- **AIM OF THE EXERCISE**:
Transcribe the whole listing below without changing a word, but leave out every image.

- **EXTRACTED RECORDS**:
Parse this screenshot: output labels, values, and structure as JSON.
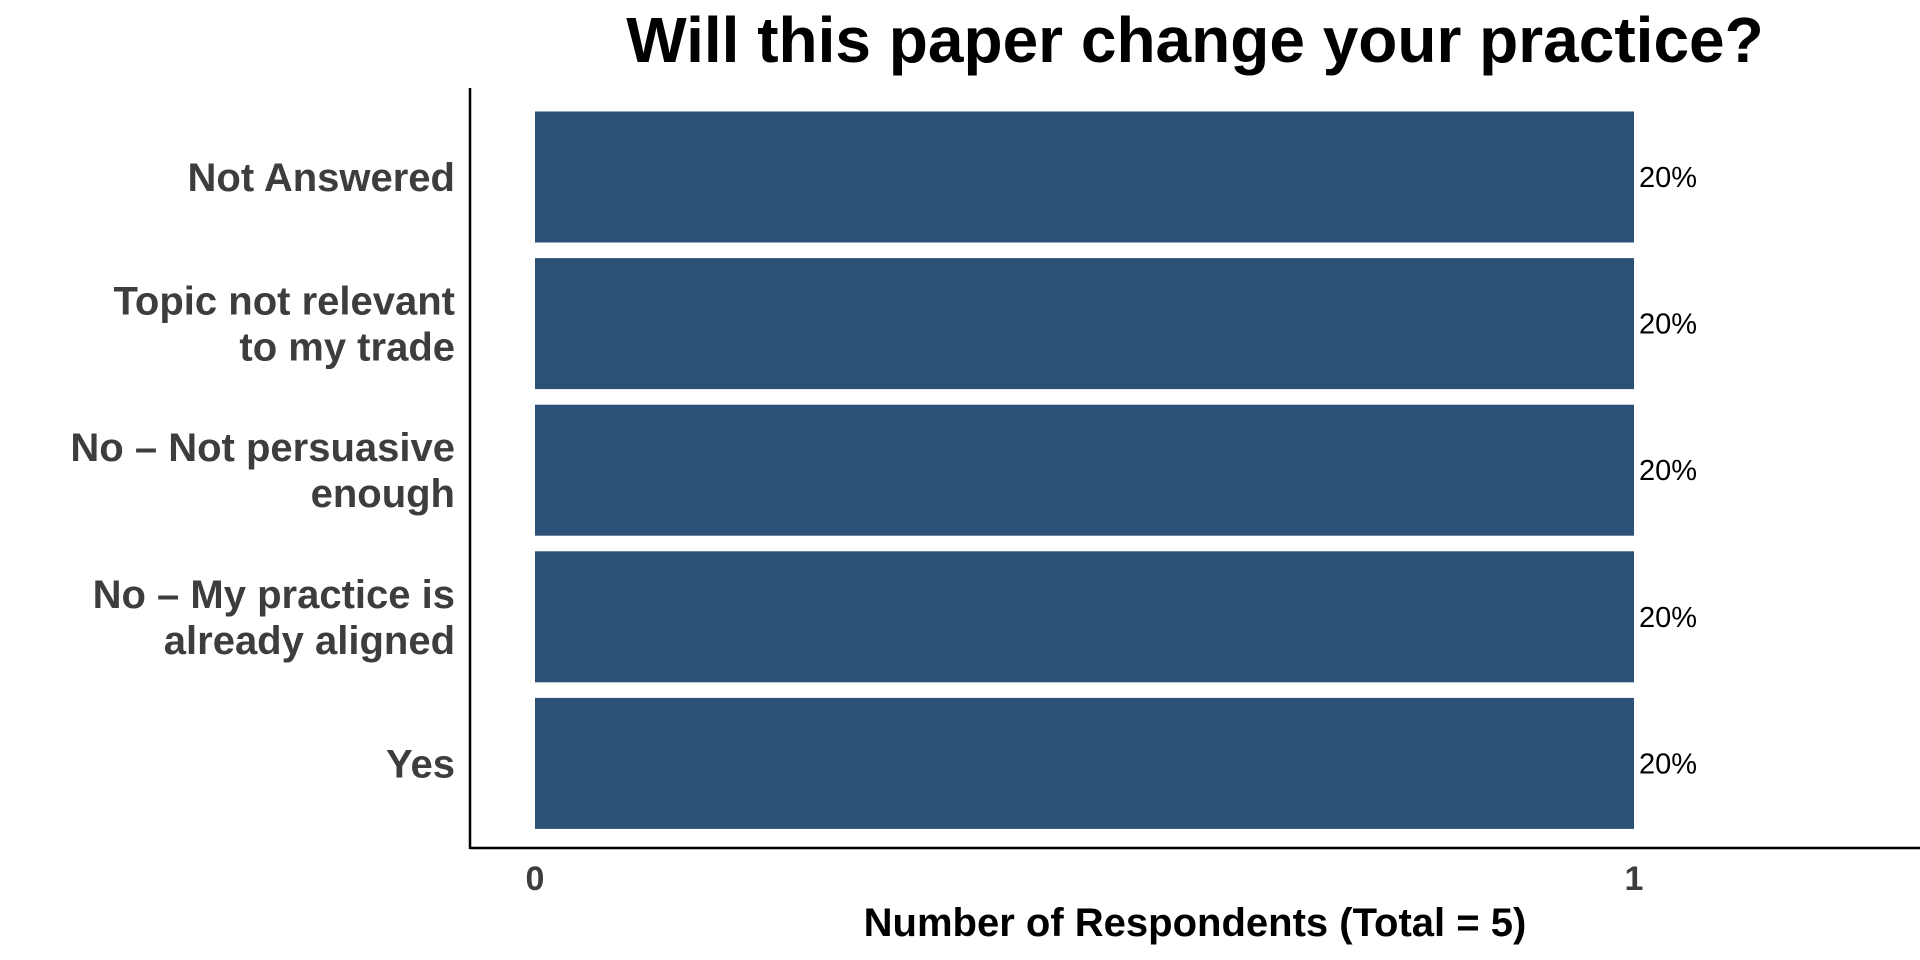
{
  "chart_data": {
    "type": "bar",
    "orientation": "horizontal",
    "title": "Will this paper change your practice?",
    "xlabel": "Number of Respondents (Total = 5)",
    "ylabel": "",
    "categories": [
      "Not Answered",
      "Topic not relevant to my trade",
      "No – Not persuasive enough",
      "No – My practice is already aligned",
      "Yes"
    ],
    "category_lines": [
      [
        "Not Answered"
      ],
      [
        "Topic not relevant",
        "to my trade"
      ],
      [
        "No – Not persuasive",
        "enough"
      ],
      [
        "No – My practice is",
        "already aligned"
      ],
      [
        "Yes"
      ]
    ],
    "values": [
      1,
      1,
      1,
      1,
      1
    ],
    "data_labels": [
      "20%",
      "20%",
      "20%",
      "20%",
      "20%"
    ],
    "xlim": [
      0,
      1.17
    ],
    "x_ticks": [
      0,
      1
    ],
    "x_tick_labels": [
      "0",
      "1"
    ],
    "grid": false,
    "legend": "none",
    "colors": {
      "bar": "#2c5177",
      "axis": "#000000"
    }
  }
}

- **TASK SOLUTION**:
Parse this screenshot: output labels, values, and structure as JSON.
{
  "chart_data": {
    "type": "bar",
    "orientation": "horizontal",
    "title": "Will this paper change your practice?",
    "xlabel": "Number of Respondents (Total = 5)",
    "ylabel": "",
    "categories": [
      "Not Answered",
      "Topic not relevant to my trade",
      "No – Not persuasive enough",
      "No – My practice is already aligned",
      "Yes"
    ],
    "category_lines": [
      [
        "Not Answered"
      ],
      [
        "Topic not relevant",
        "to my trade"
      ],
      [
        "No – Not persuasive",
        "enough"
      ],
      [
        "No – My practice is",
        "already aligned"
      ],
      [
        "Yes"
      ]
    ],
    "values": [
      1,
      1,
      1,
      1,
      1
    ],
    "data_labels": [
      "20%",
      "20%",
      "20%",
      "20%",
      "20%"
    ],
    "xlim": [
      0,
      1.17
    ],
    "x_ticks": [
      0,
      1
    ],
    "x_tick_labels": [
      "0",
      "1"
    ],
    "grid": false,
    "legend": "none",
    "colors": {
      "bar": "#2c5177",
      "axis": "#000000"
    }
  }
}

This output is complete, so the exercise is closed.